--- WHAT IS ASKED ---
Repeat exactly the lines from the one containing "Read out every word on this page." through the last line of the records below, both included, and nothing else.
*** THE RECORDS ***
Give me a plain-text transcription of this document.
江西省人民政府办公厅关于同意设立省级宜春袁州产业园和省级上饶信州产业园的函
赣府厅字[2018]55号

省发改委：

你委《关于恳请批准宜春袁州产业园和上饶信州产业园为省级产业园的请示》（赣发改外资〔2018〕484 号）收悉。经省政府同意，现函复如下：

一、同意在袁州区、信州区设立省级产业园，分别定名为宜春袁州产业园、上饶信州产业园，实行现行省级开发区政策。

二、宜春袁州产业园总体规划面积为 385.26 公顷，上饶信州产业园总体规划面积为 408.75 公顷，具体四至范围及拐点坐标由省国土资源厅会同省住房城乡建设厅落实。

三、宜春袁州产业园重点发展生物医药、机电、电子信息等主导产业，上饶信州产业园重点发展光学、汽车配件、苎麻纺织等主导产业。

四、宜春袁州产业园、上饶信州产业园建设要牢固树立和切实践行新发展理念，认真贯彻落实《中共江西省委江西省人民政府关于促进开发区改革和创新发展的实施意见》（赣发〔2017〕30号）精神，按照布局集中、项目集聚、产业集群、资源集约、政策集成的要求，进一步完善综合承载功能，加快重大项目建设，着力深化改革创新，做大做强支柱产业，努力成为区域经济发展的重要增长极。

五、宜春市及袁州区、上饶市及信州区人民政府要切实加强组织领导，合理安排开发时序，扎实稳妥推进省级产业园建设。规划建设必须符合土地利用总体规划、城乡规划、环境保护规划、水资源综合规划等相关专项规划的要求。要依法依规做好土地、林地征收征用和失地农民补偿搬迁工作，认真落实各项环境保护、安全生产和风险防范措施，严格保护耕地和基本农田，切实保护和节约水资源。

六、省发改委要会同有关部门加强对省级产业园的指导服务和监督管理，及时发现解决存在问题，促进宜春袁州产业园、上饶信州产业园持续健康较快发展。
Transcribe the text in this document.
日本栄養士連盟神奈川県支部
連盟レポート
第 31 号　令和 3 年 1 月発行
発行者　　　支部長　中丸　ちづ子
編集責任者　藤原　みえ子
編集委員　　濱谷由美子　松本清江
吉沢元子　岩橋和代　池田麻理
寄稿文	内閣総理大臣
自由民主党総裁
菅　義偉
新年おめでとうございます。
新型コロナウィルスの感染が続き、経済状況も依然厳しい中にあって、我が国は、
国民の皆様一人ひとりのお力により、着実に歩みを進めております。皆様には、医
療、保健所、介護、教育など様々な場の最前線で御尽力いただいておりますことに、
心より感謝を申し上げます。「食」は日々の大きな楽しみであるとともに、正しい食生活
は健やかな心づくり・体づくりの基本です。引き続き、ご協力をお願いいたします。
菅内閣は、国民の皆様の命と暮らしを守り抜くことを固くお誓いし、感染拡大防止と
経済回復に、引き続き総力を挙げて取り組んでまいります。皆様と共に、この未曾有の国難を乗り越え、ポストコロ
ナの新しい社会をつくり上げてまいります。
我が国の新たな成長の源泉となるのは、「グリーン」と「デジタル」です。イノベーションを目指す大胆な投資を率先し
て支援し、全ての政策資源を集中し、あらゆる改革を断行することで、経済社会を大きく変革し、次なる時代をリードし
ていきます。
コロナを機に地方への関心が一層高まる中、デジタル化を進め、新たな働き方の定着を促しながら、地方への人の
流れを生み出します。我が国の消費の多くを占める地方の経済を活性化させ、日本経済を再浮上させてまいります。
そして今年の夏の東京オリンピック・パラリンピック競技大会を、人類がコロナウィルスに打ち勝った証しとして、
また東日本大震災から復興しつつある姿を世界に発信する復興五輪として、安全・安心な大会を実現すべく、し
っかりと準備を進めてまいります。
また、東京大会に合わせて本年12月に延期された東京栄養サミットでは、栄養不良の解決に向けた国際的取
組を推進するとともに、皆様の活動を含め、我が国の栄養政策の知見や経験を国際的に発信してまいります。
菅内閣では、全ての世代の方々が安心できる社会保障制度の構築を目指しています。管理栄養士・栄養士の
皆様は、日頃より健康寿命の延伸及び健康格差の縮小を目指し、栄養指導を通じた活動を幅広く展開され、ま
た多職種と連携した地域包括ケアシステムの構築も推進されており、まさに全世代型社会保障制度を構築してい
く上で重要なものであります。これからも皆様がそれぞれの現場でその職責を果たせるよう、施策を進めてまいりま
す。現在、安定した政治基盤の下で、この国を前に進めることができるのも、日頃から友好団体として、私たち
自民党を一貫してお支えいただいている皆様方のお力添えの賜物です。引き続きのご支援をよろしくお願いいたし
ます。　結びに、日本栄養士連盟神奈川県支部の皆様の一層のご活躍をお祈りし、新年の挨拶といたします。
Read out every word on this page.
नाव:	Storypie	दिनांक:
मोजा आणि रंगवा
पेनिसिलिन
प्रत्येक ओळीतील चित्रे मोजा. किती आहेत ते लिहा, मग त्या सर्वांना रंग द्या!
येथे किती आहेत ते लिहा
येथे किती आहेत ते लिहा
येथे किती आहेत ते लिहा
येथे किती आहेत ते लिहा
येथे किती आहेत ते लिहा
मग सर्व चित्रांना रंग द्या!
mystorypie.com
***
--- IN RESPONSE ---
Read out every word on this page.
नाव:	Storypie	दिनांक:
मोजा आणि रंगवा
पेनिसिलिन
प्रत्येक ओळीतील चित्रे मोजा. किती आहेत ते लिहा, मग त्या सर्वांना रंग द्या!
येथे किती आहेत ते लिहा
येथे किती आहेत ते लिहा
येथे किती आहेत ते लिहा
येथे किती आहेत ते लिहा
येथे किती आहेत ते लिहा
मग सर्व चित्रांना रंग द्या!
mystorypie.com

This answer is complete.